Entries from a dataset
══════

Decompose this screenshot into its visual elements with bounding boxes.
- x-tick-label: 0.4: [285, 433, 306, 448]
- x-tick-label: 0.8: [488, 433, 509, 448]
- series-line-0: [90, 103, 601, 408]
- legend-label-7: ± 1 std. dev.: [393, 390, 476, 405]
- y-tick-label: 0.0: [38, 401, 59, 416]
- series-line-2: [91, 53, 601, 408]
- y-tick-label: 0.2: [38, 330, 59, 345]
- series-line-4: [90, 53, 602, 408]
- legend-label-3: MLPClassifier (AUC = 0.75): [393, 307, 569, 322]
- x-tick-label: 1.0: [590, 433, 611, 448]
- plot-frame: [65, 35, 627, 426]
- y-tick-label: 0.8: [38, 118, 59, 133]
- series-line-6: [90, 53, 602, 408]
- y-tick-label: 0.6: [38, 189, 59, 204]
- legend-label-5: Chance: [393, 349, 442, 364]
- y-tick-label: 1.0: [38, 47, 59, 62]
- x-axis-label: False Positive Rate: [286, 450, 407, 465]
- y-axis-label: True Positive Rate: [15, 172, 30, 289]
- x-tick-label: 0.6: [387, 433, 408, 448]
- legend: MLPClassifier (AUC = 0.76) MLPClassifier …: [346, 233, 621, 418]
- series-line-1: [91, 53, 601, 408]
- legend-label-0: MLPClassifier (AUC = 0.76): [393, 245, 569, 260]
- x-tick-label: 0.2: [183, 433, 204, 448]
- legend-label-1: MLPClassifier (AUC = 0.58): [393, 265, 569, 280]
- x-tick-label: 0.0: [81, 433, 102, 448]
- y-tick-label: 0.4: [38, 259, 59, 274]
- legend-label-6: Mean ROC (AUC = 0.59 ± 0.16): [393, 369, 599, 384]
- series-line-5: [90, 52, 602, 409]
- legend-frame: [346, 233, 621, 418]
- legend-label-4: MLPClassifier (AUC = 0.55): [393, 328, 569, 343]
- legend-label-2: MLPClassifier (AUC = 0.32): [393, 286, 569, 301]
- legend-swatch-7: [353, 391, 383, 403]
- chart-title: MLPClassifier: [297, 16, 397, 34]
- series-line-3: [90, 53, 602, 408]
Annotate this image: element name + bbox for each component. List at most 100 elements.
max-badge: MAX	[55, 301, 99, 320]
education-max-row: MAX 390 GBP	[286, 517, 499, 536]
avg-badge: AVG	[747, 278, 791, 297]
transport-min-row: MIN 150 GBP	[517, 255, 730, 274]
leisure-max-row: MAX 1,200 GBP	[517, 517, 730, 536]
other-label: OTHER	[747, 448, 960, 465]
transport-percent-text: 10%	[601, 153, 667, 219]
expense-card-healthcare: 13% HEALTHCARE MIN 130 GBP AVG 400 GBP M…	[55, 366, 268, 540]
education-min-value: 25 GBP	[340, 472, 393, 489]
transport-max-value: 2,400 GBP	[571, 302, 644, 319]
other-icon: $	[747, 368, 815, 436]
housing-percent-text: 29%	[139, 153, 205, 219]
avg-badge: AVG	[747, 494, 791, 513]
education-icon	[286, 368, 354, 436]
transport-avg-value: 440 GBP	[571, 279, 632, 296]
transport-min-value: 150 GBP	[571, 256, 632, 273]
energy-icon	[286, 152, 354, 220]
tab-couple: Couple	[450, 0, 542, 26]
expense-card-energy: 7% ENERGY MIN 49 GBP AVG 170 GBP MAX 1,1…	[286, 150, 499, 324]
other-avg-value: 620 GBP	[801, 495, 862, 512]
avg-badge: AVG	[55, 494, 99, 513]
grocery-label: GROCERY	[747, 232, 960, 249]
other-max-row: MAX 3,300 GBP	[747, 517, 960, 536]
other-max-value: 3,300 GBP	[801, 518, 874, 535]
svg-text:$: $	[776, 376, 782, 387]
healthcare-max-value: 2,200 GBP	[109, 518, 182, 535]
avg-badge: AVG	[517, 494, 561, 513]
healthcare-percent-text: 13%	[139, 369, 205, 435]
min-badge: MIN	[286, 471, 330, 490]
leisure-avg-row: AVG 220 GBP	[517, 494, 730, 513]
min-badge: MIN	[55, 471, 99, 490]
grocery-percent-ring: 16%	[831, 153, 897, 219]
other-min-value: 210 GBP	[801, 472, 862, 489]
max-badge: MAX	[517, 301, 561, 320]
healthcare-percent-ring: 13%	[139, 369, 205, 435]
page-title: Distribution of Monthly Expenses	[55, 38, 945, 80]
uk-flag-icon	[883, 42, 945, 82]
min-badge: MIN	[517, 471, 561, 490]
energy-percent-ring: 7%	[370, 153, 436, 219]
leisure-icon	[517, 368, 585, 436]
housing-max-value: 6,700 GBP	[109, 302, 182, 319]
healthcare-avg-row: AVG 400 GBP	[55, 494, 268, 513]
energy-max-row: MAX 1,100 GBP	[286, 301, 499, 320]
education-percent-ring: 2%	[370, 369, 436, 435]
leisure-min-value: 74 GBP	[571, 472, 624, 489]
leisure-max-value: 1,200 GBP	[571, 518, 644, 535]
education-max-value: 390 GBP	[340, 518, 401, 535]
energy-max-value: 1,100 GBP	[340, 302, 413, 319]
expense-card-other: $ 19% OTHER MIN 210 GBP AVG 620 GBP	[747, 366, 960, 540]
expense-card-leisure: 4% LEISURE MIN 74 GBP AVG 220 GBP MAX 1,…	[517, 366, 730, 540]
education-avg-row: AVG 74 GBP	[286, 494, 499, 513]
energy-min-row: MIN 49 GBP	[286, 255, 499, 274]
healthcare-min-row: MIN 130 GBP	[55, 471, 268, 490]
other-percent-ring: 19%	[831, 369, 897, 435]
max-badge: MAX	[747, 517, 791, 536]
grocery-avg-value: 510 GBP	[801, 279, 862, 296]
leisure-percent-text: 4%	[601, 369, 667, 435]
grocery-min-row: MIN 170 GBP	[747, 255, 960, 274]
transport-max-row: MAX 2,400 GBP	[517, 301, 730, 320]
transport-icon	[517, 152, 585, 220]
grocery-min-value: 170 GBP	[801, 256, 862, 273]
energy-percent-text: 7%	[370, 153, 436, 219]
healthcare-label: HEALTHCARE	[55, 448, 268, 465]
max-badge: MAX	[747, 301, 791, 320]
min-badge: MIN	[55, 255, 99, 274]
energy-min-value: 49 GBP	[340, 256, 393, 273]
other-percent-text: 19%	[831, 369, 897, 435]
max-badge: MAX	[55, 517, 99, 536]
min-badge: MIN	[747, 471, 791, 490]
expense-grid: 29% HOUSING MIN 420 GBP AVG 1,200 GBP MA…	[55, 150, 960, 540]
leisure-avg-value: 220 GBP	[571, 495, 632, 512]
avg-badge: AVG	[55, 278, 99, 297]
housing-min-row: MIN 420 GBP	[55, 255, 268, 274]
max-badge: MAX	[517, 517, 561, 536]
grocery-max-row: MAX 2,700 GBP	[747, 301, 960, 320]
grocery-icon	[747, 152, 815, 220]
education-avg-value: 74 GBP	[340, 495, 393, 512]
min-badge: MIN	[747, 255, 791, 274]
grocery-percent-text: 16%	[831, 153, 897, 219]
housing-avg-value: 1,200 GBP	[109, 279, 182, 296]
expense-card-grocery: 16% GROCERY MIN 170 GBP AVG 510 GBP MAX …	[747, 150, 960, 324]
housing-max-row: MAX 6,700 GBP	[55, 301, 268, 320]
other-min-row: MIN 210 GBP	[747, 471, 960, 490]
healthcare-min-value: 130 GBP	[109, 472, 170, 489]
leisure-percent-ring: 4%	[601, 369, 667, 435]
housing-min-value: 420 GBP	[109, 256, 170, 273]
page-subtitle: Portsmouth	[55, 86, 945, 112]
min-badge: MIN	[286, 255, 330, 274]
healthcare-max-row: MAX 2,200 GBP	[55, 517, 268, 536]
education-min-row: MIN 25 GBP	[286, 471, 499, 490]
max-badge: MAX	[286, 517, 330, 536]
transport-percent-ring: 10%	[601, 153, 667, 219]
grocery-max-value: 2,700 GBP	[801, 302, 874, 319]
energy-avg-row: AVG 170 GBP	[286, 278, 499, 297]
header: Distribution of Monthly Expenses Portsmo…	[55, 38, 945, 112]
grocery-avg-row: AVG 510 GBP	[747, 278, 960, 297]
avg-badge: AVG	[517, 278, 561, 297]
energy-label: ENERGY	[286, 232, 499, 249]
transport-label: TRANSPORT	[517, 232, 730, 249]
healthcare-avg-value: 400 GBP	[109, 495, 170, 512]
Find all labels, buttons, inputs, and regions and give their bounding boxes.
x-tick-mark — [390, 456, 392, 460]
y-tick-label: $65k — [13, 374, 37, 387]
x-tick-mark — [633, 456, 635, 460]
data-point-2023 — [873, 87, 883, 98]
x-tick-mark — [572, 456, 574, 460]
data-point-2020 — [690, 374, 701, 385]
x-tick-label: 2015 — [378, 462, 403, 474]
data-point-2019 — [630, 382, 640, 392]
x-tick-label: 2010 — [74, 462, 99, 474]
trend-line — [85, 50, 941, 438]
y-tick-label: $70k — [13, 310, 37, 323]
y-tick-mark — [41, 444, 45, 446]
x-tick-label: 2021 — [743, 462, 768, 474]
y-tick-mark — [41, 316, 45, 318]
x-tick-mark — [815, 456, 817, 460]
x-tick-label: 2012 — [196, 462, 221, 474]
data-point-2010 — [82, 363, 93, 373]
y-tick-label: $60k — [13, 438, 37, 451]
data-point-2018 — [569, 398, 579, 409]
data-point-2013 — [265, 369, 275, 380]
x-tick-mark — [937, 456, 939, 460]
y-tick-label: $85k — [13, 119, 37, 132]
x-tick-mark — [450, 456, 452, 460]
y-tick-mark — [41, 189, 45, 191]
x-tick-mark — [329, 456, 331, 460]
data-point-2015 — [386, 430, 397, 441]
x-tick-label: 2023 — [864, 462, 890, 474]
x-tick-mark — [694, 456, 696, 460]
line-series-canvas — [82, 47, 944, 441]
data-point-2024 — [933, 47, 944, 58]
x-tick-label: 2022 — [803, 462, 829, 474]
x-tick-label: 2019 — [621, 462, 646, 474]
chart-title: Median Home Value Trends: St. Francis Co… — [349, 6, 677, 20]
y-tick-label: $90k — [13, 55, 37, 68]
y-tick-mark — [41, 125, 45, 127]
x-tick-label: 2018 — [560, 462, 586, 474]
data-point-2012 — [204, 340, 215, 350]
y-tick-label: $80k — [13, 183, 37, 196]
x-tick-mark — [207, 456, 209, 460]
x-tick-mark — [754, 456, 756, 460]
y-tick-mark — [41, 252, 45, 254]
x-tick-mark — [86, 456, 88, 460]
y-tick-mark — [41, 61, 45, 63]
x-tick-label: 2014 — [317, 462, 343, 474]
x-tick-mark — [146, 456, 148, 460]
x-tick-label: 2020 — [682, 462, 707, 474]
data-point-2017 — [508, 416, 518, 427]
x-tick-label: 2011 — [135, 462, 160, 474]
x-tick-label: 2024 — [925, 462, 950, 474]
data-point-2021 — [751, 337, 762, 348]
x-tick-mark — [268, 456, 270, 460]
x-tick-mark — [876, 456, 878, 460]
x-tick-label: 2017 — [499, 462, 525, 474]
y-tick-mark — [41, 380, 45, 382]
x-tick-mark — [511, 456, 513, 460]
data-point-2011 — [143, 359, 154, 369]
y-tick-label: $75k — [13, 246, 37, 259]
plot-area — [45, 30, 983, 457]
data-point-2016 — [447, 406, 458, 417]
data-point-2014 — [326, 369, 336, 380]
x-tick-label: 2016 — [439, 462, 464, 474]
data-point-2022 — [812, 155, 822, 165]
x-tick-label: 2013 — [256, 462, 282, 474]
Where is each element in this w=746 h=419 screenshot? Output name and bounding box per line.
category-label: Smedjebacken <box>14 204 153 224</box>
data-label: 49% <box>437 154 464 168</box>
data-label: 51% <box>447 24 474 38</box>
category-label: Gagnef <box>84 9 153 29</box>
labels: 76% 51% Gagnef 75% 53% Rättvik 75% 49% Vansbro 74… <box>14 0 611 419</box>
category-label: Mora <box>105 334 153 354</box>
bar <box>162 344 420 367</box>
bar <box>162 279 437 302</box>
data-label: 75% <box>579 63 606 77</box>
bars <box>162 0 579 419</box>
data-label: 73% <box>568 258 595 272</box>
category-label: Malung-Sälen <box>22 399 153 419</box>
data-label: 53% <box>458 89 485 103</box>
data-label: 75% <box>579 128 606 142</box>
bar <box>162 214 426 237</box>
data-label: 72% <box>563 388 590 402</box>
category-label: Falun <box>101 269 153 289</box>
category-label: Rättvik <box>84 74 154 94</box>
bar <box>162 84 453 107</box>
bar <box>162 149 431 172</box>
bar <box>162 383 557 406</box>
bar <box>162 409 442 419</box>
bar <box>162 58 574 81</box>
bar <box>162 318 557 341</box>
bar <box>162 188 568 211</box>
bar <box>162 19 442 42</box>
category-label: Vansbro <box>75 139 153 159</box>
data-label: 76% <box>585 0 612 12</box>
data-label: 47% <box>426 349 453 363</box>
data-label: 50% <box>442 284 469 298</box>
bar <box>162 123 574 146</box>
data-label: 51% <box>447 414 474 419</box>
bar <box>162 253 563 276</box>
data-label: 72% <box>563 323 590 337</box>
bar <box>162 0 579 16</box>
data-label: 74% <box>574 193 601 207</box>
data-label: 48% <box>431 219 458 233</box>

══════

* **What to do**: Lay out the data from its start up to and including the line containing "- legend-label-7: ±" as a Markdown table with the columns Row and Line. Number each line and leave out blank lines.

* **Final result**:
| Row | Line |
|---|---|
| 1 | Decompose this screenshot into its visual elements with bounding boxes. |
| 2 | - x-tick-label: 0.4: [285, 433, 306, 448] |
| 3 | - x-tick-label: 0.8: [488, 433, 509, 448] |
| 4 | - series-line-0: [90, 103, 601, 408] |
| 5 | - legend-label-7: ± 1 std. dev.: [393, 390, 476, 405] |